## Instructions for the task:
Output the data that follows exactly, line for line.

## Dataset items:
========
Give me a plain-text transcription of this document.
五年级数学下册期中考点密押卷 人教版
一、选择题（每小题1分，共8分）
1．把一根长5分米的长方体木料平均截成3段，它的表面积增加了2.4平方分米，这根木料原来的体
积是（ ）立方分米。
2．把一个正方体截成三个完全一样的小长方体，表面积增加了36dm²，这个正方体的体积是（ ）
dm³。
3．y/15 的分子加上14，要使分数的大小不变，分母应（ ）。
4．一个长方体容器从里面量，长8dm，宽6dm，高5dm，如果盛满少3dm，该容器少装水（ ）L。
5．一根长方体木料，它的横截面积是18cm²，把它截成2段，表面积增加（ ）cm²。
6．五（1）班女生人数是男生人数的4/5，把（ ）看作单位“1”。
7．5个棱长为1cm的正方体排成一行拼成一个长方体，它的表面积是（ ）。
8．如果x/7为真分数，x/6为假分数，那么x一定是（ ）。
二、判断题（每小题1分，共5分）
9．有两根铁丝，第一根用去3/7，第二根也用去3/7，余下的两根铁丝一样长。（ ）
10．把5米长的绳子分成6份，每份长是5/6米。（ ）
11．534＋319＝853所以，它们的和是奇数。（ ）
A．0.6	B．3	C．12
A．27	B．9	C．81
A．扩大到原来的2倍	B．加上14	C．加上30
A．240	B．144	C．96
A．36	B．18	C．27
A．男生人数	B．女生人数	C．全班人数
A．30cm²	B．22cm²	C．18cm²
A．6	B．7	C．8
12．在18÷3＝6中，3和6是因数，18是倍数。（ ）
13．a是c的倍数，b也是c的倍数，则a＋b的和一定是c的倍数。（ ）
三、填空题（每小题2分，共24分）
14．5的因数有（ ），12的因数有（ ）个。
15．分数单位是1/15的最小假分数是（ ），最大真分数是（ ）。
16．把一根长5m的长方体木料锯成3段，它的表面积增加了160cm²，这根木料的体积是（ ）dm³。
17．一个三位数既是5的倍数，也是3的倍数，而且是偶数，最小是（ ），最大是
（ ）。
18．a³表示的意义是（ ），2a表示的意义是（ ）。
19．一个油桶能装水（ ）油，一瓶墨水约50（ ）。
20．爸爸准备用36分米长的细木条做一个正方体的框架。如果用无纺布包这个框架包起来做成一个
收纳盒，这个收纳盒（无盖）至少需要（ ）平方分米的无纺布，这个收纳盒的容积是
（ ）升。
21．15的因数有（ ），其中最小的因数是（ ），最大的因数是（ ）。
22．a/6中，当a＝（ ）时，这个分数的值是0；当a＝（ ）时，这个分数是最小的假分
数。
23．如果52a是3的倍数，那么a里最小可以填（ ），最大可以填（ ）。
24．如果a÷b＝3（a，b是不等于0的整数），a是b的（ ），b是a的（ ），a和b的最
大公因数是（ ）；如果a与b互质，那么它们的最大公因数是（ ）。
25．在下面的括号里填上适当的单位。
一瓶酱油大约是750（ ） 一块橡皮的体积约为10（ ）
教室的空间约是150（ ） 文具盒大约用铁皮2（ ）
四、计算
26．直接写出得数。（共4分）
========
## Exercise response:
Give me a plain-text transcription of this document.
五年级数学下册期中考点密押卷 人教版
一、选择题（每小题1分，共8分）
1．把一根长5分米的长方体木料平均截成3段，它的表面积增加了2.4平方分米，这根木料原来的体
积是（ ）立方分米。
2．把一个正方体截成三个完全一样的小长方体，表面积增加了36dm²，这个正方体的体积是（ ）
dm³。
3．y/15 的分子加上14，要使分数的大小不变，分母应（ ）。
4．一个长方体容器从里面量，长8dm，宽6dm，高5dm，如果盛满少3dm，该容器少装水（ ）L。
5．一根长方体木料，它的横截面积是18cm²，把它截成2段，表面积增加（ ）cm²。
6．五（1）班女生人数是男生人数的4/5，把（ ）看作单位“1”。
7．5个棱长为1cm的正方体排成一行拼成一个长方体，它的表面积是（ ）。
8．如果x/7为真分数，x/6为假分数，那么x一定是（ ）。
二、判断题（每小题1分，共5分）
9．有两根铁丝，第一根用去3/7，第二根也用去3/7，余下的两根铁丝一样长。（ ）
10．把5米长的绳子分成6份，每份长是5/6米。（ ）
11．534＋319＝853所以，它们的和是奇数。（ ）
A．0.6	B．3	C．12
A．27	B．9	C．81
A．扩大到原来的2倍	B．加上14	C．加上30
A．240	B．144	C．96
A．36	B．18	C．27
A．男生人数	B．女生人数	C．全班人数
A．30cm²	B．22cm²	C．18cm²
A．6	B．7	C．8
12．在18÷3＝6中，3和6是因数，18是倍数。（ ）
13．a是c的倍数，b也是c的倍数，则a＋b的和一定是c的倍数。（ ）
三、填空题（每小题2分，共24分）
14．5的因数有（ ），12的因数有（ ）个。
15．分数单位是1/15的最小假分数是（ ），最大真分数是（ ）。
16．把一根长5m的长方体木料锯成3段，它的表面积增加了160cm²，这根木料的体积是（ ）dm³。
17．一个三位数既是5的倍数，也是3的倍数，而且是偶数，最小是（ ），最大是
（ ）。
18．a³表示的意义是（ ），2a表示的意义是（ ）。
19．一个油桶能装水（ ）油，一瓶墨水约50（ ）。
20．爸爸准备用36分米长的细木条做一个正方体的框架。如果用无纺布包这个框架包起来做成一个
收纳盒，这个收纳盒（无盖）至少需要（ ）平方分米的无纺布，这个收纳盒的容积是
（ ）升。
21．15的因数有（ ），其中最小的因数是（ ），最大的因数是（ ）。
22．a/6中，当a＝（ ）时，这个分数的值是0；当a＝（ ）时，这个分数是最小的假分
数。
23．如果52a是3的倍数，那么a里最小可以填（ ），最大可以填（ ）。
24．如果a÷b＝3（a，b是不等于0的整数），a是b的（ ），b是a的（ ），a和b的最
大公因数是（ ）；如果a与b互质，那么它们的最大公因数是（ ）。
25．在下面的括号里填上适当的单位。
一瓶酱油大约是750（ ） 一块橡皮的体积约为10（ ）
教室的空间约是150（ ） 文具盒大约用铁皮2（ ）
四、计算
26．直接写出得数。（共4分）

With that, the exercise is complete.